══ Given data ══

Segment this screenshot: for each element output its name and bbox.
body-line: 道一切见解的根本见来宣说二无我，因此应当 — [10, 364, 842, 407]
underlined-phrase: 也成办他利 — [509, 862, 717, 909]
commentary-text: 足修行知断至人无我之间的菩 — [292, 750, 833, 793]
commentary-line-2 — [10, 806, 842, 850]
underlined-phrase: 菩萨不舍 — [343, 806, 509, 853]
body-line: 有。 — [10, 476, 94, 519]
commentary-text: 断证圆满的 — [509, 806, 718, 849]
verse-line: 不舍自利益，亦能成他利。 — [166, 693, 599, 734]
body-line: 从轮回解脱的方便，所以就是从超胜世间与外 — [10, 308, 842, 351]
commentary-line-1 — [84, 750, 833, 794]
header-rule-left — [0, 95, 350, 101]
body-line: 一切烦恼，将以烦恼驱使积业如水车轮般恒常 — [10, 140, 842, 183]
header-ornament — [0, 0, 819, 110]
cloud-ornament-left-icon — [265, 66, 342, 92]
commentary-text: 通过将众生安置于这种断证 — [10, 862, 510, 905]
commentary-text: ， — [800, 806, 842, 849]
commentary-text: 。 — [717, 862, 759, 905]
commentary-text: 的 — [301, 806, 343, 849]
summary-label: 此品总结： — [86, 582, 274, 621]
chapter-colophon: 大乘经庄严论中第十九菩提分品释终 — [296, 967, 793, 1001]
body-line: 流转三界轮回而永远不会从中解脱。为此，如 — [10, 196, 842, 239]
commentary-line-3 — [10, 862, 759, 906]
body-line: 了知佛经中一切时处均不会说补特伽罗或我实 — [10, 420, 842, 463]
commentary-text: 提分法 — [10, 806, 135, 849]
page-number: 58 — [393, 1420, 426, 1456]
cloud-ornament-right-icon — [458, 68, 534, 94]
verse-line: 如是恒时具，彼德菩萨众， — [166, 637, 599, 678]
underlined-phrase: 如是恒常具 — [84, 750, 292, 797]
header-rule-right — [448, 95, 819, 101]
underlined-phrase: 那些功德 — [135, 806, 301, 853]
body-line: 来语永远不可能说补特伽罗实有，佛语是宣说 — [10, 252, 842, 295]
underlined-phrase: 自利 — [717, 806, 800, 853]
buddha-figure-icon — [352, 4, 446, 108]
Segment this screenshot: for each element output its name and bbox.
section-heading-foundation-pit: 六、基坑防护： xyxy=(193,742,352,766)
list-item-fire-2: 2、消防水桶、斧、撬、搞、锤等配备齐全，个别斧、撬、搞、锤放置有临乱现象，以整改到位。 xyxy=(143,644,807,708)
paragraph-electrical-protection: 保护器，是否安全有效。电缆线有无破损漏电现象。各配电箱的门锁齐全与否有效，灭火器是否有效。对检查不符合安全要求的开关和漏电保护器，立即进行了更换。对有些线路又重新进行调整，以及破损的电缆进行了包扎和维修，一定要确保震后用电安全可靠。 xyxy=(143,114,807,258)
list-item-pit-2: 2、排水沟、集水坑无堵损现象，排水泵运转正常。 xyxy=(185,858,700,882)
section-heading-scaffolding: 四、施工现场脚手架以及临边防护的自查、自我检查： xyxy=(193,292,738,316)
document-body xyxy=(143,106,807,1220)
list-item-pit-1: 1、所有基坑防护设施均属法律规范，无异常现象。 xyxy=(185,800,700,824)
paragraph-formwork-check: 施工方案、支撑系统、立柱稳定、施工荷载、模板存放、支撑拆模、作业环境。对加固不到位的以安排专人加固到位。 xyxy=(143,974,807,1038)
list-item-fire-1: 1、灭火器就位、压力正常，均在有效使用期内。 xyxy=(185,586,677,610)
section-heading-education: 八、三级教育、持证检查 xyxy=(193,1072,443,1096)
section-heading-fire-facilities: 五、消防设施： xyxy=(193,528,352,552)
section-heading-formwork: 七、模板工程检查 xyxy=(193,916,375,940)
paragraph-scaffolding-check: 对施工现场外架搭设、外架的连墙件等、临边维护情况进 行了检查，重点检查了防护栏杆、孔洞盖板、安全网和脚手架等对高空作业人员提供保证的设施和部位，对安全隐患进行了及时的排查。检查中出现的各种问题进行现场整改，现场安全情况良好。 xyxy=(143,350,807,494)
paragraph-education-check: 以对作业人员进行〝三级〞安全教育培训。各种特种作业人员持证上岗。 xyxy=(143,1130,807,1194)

═══

Please repeat all of the rows above verbatim, keeping every line unchanged.

Segment this screenshot: for each element output its name and bbox.
body-line: 道一切见解的根本见来宣说二无我，因此应当 — [10, 364, 842, 407]
underlined-phrase: 也成办他利 — [509, 862, 717, 909]
commentary-text: 足修行知断至人无我之间的菩 — [292, 750, 833, 793]
commentary-line-2 — [10, 806, 842, 850]
underlined-phrase: 菩萨不舍 — [343, 806, 509, 853]
body-line: 有。 — [10, 476, 94, 519]
commentary-text: 断证圆满的 — [509, 806, 718, 849]
verse-line: 不舍自利益，亦能成他利。 — [166, 693, 599, 734]
body-line: 从轮回解脱的方便，所以就是从超胜世间与外 — [10, 308, 842, 351]
commentary-line-1 — [84, 750, 833, 794]
header-rule-left — [0, 95, 350, 101]
body-line: 一切烦恼，将以烦恼驱使积业如水车轮般恒常 — [10, 140, 842, 183]
header-ornament — [0, 0, 819, 110]
cloud-ornament-left-icon — [265, 66, 342, 92]
commentary-text: 通过将众生安置于这种断证 — [10, 862, 510, 905]
commentary-text: ， — [800, 806, 842, 849]
commentary-text: 。 — [717, 862, 759, 905]
commentary-text: 的 — [301, 806, 343, 849]
summary-label: 此品总结： — [86, 582, 274, 621]
chapter-colophon: 大乘经庄严论中第十九菩提分品释终 — [296, 967, 793, 1001]
body-line: 流转三界轮回而永远不会从中解脱。为此，如 — [10, 196, 842, 239]
commentary-line-3 — [10, 862, 759, 906]
body-line: 了知佛经中一切时处均不会说补特伽罗或我实 — [10, 420, 842, 463]
commentary-text: 提分法 — [10, 806, 135, 849]
page-number: 58 — [393, 1420, 426, 1456]
cloud-ornament-right-icon — [458, 68, 534, 94]
verse-line: 如是恒时具，彼德菩萨众， — [166, 637, 599, 678]
underlined-phrase: 如是恒常具 — [84, 750, 292, 797]
header-rule-right — [448, 95, 819, 101]
underlined-phrase: 那些功德 — [135, 806, 301, 853]
body-line: 来语永远不可能说补特伽罗实有，佛语是宣说 — [10, 252, 842, 295]
underlined-phrase: 自利 — [717, 806, 800, 853]
buddha-figure-icon — [352, 4, 446, 108]
Segment this screenshot: for each element output its name and bbox.
section-heading-foundation-pit: 六、基坑防护： xyxy=(193,742,352,766)
list-item-fire-2: 2、消防水桶、斧、撬、搞、锤等配备齐全，个别斧、撬、搞、锤放置有临乱现象，以整改到位。 xyxy=(143,644,807,708)
paragraph-electrical-protection: 保护器，是否安全有效。电缆线有无破损漏电现象。各配电箱的门锁齐全与否有效，灭火器是否有效。对检查不符合安全要求的开关和漏电保护器，立即进行了更换。对有些线路又重新进行调整，以及破损的电缆进行了包扎和维修，一定要确保震后用电安全可靠。 xyxy=(143,114,807,258)
list-item-pit-2: 2、排水沟、集水坑无堵损现象，排水泵运转正常。 xyxy=(185,858,700,882)
section-heading-scaffolding: 四、施工现场脚手架以及临边防护的自查、自我检查： xyxy=(193,292,738,316)
document-body xyxy=(143,106,807,1220)
list-item-pit-1: 1、所有基坑防护设施均属法律规范，无异常现象。 xyxy=(185,800,700,824)
paragraph-formwork-check: 施工方案、支撑系统、立柱稳定、施工荷载、模板存放、支撑拆模、作业环境。对加固不到位的以安排专人加固到位。 xyxy=(143,974,807,1038)
list-item-fire-1: 1、灭火器就位、压力正常，均在有效使用期内。 xyxy=(185,586,677,610)
section-heading-education: 八、三级教育、持证检查 xyxy=(193,1072,443,1096)
section-heading-fire-facilities: 五、消防设施： xyxy=(193,528,352,552)
section-heading-formwork: 七、模板工程检查 xyxy=(193,916,375,940)
paragraph-scaffolding-check: 对施工现场外架搭设、外架的连墙件等、临边维护情况进 行了检查，重点检查了防护栏杆、孔洞盖板、安全网和脚手架等对高空作业人员提供保证的设施和部位，对安全隐患进行了及时的排查。检查中出现的各种问题进行现场整改，现场安全情况良好。 xyxy=(143,350,807,494)
paragraph-education-check: 以对作业人员进行〝三级〞安全教育培训。各种特种作业人员持证上岗。 xyxy=(143,1130,807,1194)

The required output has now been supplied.